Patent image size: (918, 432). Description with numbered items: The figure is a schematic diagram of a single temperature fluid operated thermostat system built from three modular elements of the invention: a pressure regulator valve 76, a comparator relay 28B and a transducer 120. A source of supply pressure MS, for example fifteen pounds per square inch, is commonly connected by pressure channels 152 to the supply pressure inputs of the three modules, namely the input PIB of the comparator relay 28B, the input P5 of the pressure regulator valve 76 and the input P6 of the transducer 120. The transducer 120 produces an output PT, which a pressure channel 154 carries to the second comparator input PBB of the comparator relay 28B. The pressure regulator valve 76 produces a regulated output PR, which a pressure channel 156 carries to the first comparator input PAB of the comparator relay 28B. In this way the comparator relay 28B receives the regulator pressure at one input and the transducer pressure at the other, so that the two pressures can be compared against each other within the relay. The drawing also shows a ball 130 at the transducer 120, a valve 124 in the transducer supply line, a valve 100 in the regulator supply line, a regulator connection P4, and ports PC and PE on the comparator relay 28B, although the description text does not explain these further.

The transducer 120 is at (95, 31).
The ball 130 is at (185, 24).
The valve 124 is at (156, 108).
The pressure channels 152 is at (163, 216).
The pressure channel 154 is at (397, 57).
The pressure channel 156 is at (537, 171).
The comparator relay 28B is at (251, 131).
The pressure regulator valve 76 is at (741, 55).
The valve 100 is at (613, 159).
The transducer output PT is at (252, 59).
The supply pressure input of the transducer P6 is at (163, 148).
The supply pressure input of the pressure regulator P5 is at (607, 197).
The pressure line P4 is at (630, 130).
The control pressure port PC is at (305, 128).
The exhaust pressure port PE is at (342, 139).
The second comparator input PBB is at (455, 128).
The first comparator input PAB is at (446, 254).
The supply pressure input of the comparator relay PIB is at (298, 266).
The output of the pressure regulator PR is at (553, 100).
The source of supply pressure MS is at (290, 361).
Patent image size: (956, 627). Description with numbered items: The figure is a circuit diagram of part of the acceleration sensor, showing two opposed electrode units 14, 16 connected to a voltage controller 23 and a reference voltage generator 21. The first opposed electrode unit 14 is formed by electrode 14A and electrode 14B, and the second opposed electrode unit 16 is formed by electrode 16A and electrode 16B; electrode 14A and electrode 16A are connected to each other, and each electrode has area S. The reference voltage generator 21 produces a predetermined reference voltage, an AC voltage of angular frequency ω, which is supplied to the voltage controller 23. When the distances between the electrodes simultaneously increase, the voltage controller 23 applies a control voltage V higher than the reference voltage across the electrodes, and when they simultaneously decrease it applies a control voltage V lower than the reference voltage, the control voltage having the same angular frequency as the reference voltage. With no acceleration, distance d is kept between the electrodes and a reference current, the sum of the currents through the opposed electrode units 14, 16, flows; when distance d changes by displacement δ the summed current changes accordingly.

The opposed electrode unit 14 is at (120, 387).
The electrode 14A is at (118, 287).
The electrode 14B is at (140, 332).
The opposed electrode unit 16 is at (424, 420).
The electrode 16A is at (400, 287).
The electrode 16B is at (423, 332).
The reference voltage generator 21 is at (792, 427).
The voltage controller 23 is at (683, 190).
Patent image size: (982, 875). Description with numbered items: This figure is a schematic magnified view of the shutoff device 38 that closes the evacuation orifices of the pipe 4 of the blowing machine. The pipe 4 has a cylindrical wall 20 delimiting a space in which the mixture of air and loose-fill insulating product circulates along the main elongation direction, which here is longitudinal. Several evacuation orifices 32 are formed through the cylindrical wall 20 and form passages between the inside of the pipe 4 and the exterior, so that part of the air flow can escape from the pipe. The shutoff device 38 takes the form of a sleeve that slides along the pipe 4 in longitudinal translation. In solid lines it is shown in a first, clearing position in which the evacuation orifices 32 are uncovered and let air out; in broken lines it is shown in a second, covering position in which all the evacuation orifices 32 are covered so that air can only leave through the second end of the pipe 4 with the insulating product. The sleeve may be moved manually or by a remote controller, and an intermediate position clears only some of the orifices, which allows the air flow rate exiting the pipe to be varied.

----

- **What is required**: State how many lines of the records above contain the word "source". Give only the number.

- **Expected answer**: 2